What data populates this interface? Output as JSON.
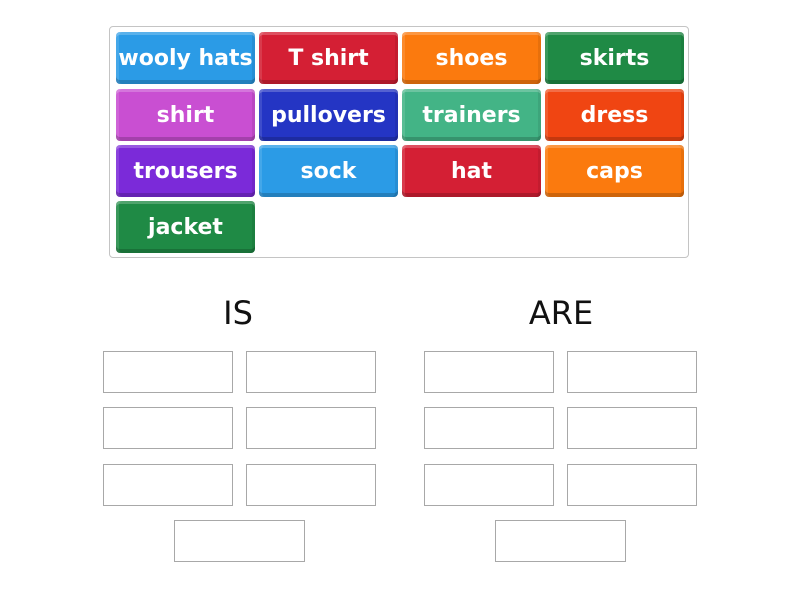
{
  "bank": {
    "tiles": [
      {
        "label": "wooly hats",
        "color": "#2b9be6"
      },
      {
        "label": "T shirt",
        "color": "#d41f34"
      },
      {
        "label": "shoes",
        "color": "#fb7a0e"
      },
      {
        "label": "skirts",
        "color": "#1f8a45"
      },
      {
        "label": "shirt",
        "color": "#c94fd2"
      },
      {
        "label": "pullovers",
        "color": "#2435c4"
      },
      {
        "label": "trainers",
        "color": "#43b486"
      },
      {
        "label": "dress",
        "color": "#f04512"
      },
      {
        "label": "trousers",
        "color": "#7b2ad9"
      },
      {
        "label": "sock",
        "color": "#2b9be6"
      },
      {
        "label": "hat",
        "color": "#d41f34"
      },
      {
        "label": "caps",
        "color": "#fb7a0e"
      },
      {
        "label": "jacket",
        "color": "#1f8a45"
      }
    ]
  },
  "groups": [
    {
      "title": "IS",
      "slot_count": 7
    },
    {
      "title": "ARE",
      "slot_count": 7
    }
  ]
}
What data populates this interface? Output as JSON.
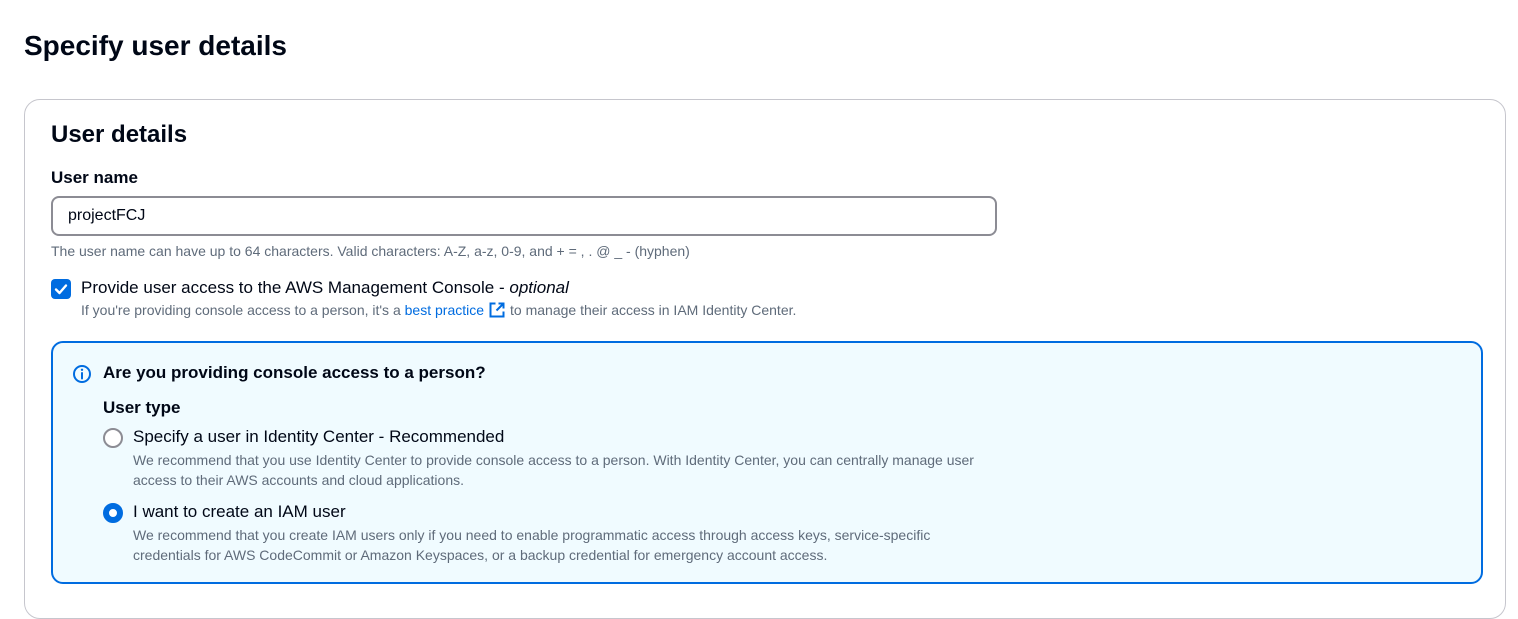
{
  "page": {
    "title": "Specify user details"
  },
  "user_details": {
    "title": "User details",
    "user_name": {
      "label": "User name",
      "value": "projectFCJ",
      "hint": "The user name can have up to 64 characters. Valid characters: A-Z, a-z, 0-9, and + = , . @ _ - (hyphen)"
    },
    "console_access": {
      "checked": true,
      "label": "Provide user access to the AWS Management Console - ",
      "label_optional": "optional",
      "desc_before": "If you're providing console access to a person, it's a ",
      "desc_link": "best practice",
      "desc_after": "to manage their access in IAM Identity Center."
    }
  },
  "info_box": {
    "icon": "info-icon",
    "header": "Are you providing console access to a person?",
    "user_type_label": "User type",
    "options": [
      {
        "label": "Specify a user in Identity Center - Recommended",
        "description": "We recommend that you use Identity Center to provide console access to a person. With Identity Center, you can centrally manage user access to their AWS accounts and cloud applications.",
        "selected": false
      },
      {
        "label": "I want to create an IAM user",
        "description": "We recommend that you create IAM users only if you need to enable programmatic access through access keys, service-specific credentials for AWS CodeCommit or Amazon Keyspaces, or a backup credential for emergency account access.",
        "selected": true
      }
    ]
  },
  "colors": {
    "accent": "#006ce0",
    "info_background": "#f0fbff",
    "text": "#000716",
    "secondary_text": "#5f6b7a"
  }
}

* [Work to be completed]:
Scan the material above. Copy each line that holds the word "their".

* [Task solution]:
      "desc_after": "to manage their access in IAM Identity Center."
        "description": "We recommend that you use Identity Center to provide console access to a person. With Identity Center, you can centrally manage user access to their AWS accounts and cloud applications.",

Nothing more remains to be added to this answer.